• _Short task_:
Switch "tick-label" to "axis-label" in the lines from the line with "data-point: [859, 242, 861, 245]" up to and including the line with "data-point: [1054, 237, 1056, 239]", and give back only those lines, with nothing else changed.

-- BEGIN Data rows --

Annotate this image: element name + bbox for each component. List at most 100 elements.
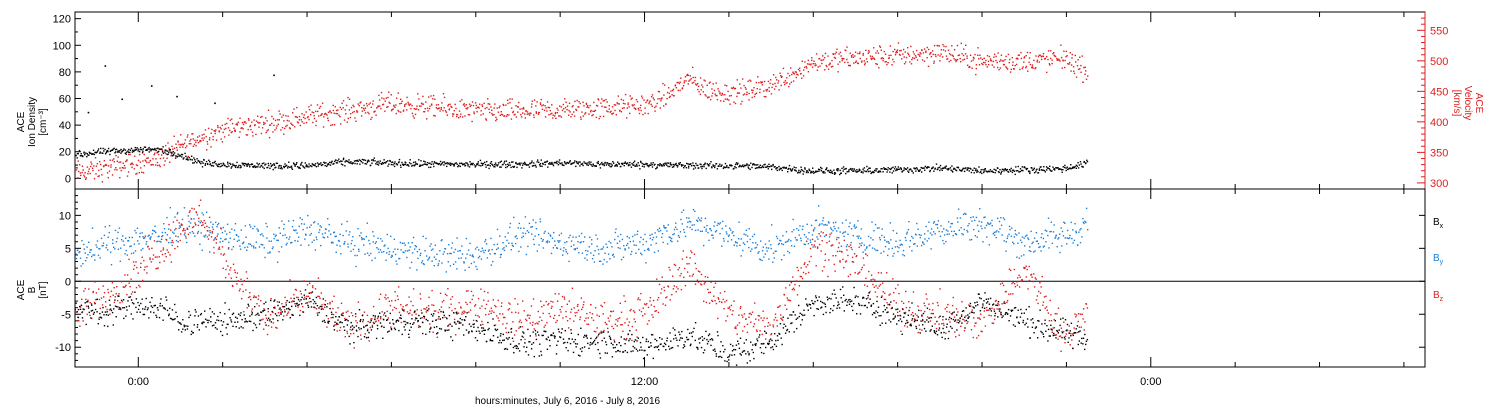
data-point: [859, 242, 861, 245]
data-point: [226, 166, 228, 168]
data-point: [800, 166, 802, 168]
data-point: [807, 238, 809, 240]
data-point: [424, 250, 426, 252]
data-point: [951, 222, 953, 225]
data-point: [579, 165, 581, 167]
data-point: [266, 237, 268, 239]
data-point: [125, 237, 127, 239]
data-point: [955, 59, 958, 61]
data-point: [503, 104, 505, 107]
data-point: [367, 111, 369, 114]
data-point: [667, 224, 669, 226]
data-point: [506, 114, 509, 116]
data-point: [905, 168, 908, 170]
data-point: [148, 161, 150, 164]
data-point: [892, 170, 895, 172]
data-point: [691, 82, 693, 84]
data-point: [620, 162, 623, 165]
data-point: [895, 169, 897, 172]
data-point: [587, 162, 589, 164]
data-point: [889, 171, 891, 173]
data-point: [745, 234, 747, 236]
data-point: [939, 235, 942, 237]
data-point: [541, 306, 543, 308]
data-point: [341, 223, 343, 225]
data-point: [586, 106, 588, 108]
data-point: [552, 164, 555, 167]
data-point: [253, 225, 256, 228]
data-point: [84, 154, 86, 156]
data-point: [647, 248, 649, 251]
data-point: [940, 225, 942, 227]
data-point: [249, 292, 251, 294]
data-point: [876, 63, 878, 65]
data-point: [571, 162, 573, 165]
data-point: [360, 338, 362, 340]
data-point: [908, 171, 910, 173]
data-point: [115, 151, 117, 153]
data-point: [994, 53, 996, 56]
data-point: [949, 226, 952, 228]
data-point: [635, 165, 637, 167]
data-point: [554, 240, 556, 242]
data-point: [308, 301, 310, 303]
data-point: [280, 166, 283, 169]
data-point: [125, 160, 127, 163]
data-point: [144, 237, 146, 239]
data-point: [191, 133, 193, 135]
data-point: [480, 162, 483, 164]
data-point: [292, 219, 295, 222]
data-point: [804, 61, 806, 63]
data-point: [869, 55, 872, 57]
data-point: [507, 102, 509, 105]
data-point: [197, 141, 200, 144]
data-point: [120, 148, 122, 151]
data-point: [92, 254, 94, 256]
data-point: [600, 163, 602, 165]
data-point: [505, 164, 507, 166]
data-point: [619, 240, 621, 242]
data-point: [211, 232, 213, 234]
data-point: [139, 146, 142, 149]
data-point: [937, 167, 939, 169]
data-point: [500, 111, 502, 113]
data-point: [161, 148, 163, 150]
data-point: [495, 164, 497, 166]
tick-label: 550: [1430, 25, 1448, 37]
data-point: [206, 225, 208, 227]
data-point: [958, 169, 961, 171]
data-point: [110, 264, 113, 266]
data-point: [859, 52, 861, 55]
data-point: [738, 166, 740, 168]
data-point: [1054, 237, 1056, 239]
data-point: [556, 319, 558, 322]
data-point: [548, 114, 550, 116]
data-point: [1064, 237, 1066, 239]
data-point: [199, 243, 201, 245]
data-point: [150, 85, 153, 87]
data-point: [1012, 169, 1015, 171]
data-point: [635, 108, 637, 110]
data-point: [896, 51, 898, 53]
data-point: [504, 236, 506, 238]
data-point: [330, 233, 332, 235]
data-point: [843, 231, 845, 233]
data-point: [740, 87, 742, 89]
data-point: [165, 144, 167, 147]
data-point: [422, 103, 425, 105]
data-point: [220, 165, 223, 167]
data-point: [278, 251, 280, 253]
data-point: [80, 155, 83, 157]
data-point: [582, 164, 584, 167]
tick-label: 20: [59, 147, 71, 159]
data-point: [196, 162, 198, 164]
data-point: [305, 121, 308, 124]
data-point: [102, 242, 105, 244]
data-point: [888, 242, 890, 244]
data-point: [772, 164, 774, 166]
data-point: [480, 250, 482, 253]
data-point: [562, 254, 564, 256]
data-point: [805, 65, 807, 68]
data-point: [410, 300, 412, 303]
data-point: [770, 79, 772, 81]
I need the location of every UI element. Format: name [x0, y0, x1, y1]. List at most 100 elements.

-- END Data rows --

• _Solution to this exercise_:
data-point: [859, 242, 861, 245]
data-point: [226, 166, 228, 168]
data-point: [800, 166, 802, 168]
data-point: [807, 238, 809, 240]
data-point: [424, 250, 426, 252]
data-point: [951, 222, 953, 225]
data-point: [579, 165, 581, 167]
data-point: [266, 237, 268, 239]
data-point: [125, 237, 127, 239]
data-point: [955, 59, 958, 61]
data-point: [503, 104, 505, 107]
data-point: [367, 111, 369, 114]
data-point: [667, 224, 669, 226]
data-point: [506, 114, 509, 116]
data-point: [905, 168, 908, 170]
data-point: [148, 161, 150, 164]
data-point: [892, 170, 895, 172]
data-point: [691, 82, 693, 84]
data-point: [620, 162, 623, 165]
data-point: [895, 169, 897, 172]
data-point: [587, 162, 589, 164]
data-point: [889, 171, 891, 173]
data-point: [745, 234, 747, 236]
data-point: [939, 235, 942, 237]
data-point: [541, 306, 543, 308]
data-point: [341, 223, 343, 225]
data-point: [586, 106, 588, 108]
data-point: [552, 164, 555, 167]
data-point: [253, 225, 256, 228]
data-point: [84, 154, 86, 156]
data-point: [647, 248, 649, 251]
data-point: [940, 225, 942, 227]
data-point: [249, 292, 251, 294]
data-point: [876, 63, 878, 65]
data-point: [571, 162, 573, 165]
data-point: [360, 338, 362, 340]
data-point: [908, 171, 910, 173]
data-point: [115, 151, 117, 153]
data-point: [994, 53, 996, 56]
data-point: [949, 226, 952, 228]
data-point: [635, 165, 637, 167]
data-point: [554, 240, 556, 242]
data-point: [308, 301, 310, 303]
data-point: [280, 166, 283, 169]
data-point: [125, 160, 127, 163]
data-point: [144, 237, 146, 239]
data-point: [191, 133, 193, 135]
data-point: [480, 162, 483, 164]
data-point: [292, 219, 295, 222]
data-point: [804, 61, 806, 63]
data-point: [869, 55, 872, 57]
data-point: [507, 102, 509, 105]
data-point: [197, 141, 200, 144]
data-point: [120, 148, 122, 151]
data-point: [92, 254, 94, 256]
data-point: [600, 163, 602, 165]
data-point: [505, 164, 507, 166]
data-point: [619, 240, 621, 242]
data-point: [211, 232, 213, 234]
data-point: [139, 146, 142, 149]
data-point: [937, 167, 939, 169]
data-point: [500, 111, 502, 113]
data-point: [161, 148, 163, 150]
data-point: [495, 164, 497, 166]
axis-label: 550: [1430, 25, 1448, 37]
data-point: [206, 225, 208, 227]
data-point: [958, 169, 961, 171]
data-point: [110, 264, 113, 266]
data-point: [859, 52, 861, 55]
data-point: [738, 166, 740, 168]
data-point: [1054, 237, 1056, 239]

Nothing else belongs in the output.